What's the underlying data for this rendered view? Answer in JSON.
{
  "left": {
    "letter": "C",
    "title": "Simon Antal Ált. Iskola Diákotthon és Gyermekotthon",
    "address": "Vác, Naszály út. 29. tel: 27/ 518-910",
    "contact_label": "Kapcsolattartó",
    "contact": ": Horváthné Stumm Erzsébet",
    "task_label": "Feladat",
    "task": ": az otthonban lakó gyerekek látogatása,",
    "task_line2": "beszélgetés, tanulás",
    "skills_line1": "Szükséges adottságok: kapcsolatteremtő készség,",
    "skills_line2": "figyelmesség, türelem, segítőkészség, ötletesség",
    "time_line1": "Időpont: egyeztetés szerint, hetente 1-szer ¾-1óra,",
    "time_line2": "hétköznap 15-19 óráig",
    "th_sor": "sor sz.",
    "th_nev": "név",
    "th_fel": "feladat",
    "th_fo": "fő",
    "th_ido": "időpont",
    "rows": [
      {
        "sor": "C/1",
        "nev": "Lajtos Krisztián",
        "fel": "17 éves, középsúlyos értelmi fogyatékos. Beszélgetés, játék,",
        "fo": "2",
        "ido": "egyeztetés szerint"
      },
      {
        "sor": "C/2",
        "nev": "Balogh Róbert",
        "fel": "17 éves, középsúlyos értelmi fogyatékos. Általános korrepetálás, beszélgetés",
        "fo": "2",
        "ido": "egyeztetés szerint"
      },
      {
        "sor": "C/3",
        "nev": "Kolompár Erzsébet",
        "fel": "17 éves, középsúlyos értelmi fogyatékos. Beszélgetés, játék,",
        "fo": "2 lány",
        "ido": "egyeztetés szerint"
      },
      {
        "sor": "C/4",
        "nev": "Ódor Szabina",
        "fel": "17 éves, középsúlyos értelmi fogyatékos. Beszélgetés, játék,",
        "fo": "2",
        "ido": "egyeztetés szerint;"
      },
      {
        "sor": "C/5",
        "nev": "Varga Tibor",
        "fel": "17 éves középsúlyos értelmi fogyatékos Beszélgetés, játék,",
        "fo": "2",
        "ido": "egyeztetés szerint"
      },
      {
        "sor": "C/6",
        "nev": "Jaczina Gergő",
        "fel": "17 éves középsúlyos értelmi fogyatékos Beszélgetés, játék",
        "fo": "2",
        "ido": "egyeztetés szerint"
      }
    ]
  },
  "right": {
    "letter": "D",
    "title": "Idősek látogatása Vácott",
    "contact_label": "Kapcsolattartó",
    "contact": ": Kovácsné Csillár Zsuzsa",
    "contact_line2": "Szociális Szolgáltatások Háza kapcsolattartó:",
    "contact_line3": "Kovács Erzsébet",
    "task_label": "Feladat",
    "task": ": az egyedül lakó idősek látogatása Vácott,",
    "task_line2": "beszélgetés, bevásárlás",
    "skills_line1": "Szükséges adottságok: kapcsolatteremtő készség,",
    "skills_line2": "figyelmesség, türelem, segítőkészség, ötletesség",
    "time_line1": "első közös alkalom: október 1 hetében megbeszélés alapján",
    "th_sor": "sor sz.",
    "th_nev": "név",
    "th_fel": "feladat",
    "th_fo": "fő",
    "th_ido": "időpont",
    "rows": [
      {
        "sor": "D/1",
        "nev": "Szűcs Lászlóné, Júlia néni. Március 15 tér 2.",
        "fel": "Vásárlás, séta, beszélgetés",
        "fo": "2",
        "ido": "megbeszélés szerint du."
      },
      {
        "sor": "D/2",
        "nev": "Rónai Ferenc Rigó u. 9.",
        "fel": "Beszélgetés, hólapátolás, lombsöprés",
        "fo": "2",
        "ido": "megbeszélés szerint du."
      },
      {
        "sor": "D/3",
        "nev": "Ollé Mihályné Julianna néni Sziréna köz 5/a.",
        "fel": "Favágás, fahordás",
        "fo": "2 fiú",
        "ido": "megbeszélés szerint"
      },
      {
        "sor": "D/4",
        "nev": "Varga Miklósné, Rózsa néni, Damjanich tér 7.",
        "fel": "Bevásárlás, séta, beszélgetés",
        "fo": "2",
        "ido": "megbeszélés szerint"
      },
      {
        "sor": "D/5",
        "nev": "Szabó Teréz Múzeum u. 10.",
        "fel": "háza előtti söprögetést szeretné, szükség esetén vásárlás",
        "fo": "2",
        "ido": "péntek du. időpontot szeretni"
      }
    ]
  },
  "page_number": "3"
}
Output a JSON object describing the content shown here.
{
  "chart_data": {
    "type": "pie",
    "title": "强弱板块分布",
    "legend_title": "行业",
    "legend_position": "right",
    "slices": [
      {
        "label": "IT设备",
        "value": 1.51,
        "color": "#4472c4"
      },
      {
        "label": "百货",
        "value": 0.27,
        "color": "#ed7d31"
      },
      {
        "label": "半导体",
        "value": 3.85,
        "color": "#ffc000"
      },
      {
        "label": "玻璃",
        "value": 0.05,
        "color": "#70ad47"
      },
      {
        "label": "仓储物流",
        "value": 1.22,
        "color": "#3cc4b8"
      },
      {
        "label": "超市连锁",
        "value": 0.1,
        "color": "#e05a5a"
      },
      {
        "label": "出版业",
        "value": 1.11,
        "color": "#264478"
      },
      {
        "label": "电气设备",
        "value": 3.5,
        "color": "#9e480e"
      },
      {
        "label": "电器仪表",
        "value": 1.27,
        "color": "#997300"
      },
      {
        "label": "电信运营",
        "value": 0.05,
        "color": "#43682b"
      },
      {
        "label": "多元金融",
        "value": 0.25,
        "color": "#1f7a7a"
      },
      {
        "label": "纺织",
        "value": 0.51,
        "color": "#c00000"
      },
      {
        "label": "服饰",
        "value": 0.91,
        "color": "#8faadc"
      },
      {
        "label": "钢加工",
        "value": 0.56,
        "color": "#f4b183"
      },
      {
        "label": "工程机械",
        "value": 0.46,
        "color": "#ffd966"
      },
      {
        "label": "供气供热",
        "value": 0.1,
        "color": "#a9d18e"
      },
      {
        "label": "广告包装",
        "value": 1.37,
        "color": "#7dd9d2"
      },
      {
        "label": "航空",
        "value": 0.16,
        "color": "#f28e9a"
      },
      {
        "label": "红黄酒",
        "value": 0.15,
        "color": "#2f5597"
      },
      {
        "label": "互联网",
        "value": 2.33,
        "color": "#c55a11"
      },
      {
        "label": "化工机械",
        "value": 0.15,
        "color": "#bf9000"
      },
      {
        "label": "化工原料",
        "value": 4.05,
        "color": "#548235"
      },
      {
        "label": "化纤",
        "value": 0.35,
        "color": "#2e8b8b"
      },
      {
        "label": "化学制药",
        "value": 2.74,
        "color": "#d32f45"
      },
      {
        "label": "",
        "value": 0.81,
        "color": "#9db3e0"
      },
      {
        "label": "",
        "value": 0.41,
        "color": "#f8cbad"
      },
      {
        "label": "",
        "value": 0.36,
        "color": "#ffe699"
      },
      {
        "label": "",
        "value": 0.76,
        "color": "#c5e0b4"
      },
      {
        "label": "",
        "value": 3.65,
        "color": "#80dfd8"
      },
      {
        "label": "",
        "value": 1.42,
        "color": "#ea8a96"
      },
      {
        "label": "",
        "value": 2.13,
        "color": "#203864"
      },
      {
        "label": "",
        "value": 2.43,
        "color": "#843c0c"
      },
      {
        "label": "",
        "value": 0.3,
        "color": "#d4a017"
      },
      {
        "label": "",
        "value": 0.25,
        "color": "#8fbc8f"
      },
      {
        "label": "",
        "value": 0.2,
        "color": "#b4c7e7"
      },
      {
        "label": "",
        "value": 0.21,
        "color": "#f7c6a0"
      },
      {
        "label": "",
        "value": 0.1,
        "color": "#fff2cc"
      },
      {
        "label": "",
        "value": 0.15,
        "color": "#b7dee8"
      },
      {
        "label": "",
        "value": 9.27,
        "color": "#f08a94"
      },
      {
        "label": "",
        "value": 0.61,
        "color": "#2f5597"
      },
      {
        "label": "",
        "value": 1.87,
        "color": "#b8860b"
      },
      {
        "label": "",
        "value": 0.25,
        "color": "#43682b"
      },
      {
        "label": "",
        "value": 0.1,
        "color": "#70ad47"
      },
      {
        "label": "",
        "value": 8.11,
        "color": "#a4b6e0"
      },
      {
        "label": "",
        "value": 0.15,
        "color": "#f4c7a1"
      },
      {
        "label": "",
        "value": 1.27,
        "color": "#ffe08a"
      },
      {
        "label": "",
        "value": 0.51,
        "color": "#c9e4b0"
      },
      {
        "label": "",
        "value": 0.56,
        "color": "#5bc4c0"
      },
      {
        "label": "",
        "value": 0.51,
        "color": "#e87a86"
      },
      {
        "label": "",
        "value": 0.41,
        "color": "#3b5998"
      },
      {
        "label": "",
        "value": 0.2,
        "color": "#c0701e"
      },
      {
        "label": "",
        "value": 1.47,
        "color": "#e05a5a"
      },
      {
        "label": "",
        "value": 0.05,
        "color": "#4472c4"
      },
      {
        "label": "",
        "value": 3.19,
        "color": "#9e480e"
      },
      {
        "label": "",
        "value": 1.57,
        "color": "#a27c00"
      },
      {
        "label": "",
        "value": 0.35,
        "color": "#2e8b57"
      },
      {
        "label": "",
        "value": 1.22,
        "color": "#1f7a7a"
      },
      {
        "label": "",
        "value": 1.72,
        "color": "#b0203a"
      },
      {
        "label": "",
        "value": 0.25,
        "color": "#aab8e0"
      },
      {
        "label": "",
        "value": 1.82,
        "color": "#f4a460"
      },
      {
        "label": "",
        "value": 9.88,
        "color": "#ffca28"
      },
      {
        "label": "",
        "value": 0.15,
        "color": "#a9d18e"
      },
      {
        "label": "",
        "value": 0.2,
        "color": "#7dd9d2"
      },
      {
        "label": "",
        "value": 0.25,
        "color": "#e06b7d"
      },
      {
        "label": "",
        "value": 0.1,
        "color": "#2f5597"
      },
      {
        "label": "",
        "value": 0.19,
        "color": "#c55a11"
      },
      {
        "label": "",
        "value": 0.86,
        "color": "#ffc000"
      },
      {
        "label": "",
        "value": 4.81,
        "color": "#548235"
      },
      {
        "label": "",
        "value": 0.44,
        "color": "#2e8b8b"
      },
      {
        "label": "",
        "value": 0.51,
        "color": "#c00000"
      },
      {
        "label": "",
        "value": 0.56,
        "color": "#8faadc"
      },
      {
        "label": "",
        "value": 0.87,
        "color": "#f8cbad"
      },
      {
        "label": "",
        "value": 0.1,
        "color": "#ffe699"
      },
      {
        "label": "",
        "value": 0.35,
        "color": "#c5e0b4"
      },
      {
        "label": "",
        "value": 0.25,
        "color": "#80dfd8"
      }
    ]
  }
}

###

■ Given request ■
Make a copy of each line that contains the string "JSON".

■ Written reply ■
What's the underlying data for this rendered view? Answer in JSON.
Output a JSON object describing the content shown here.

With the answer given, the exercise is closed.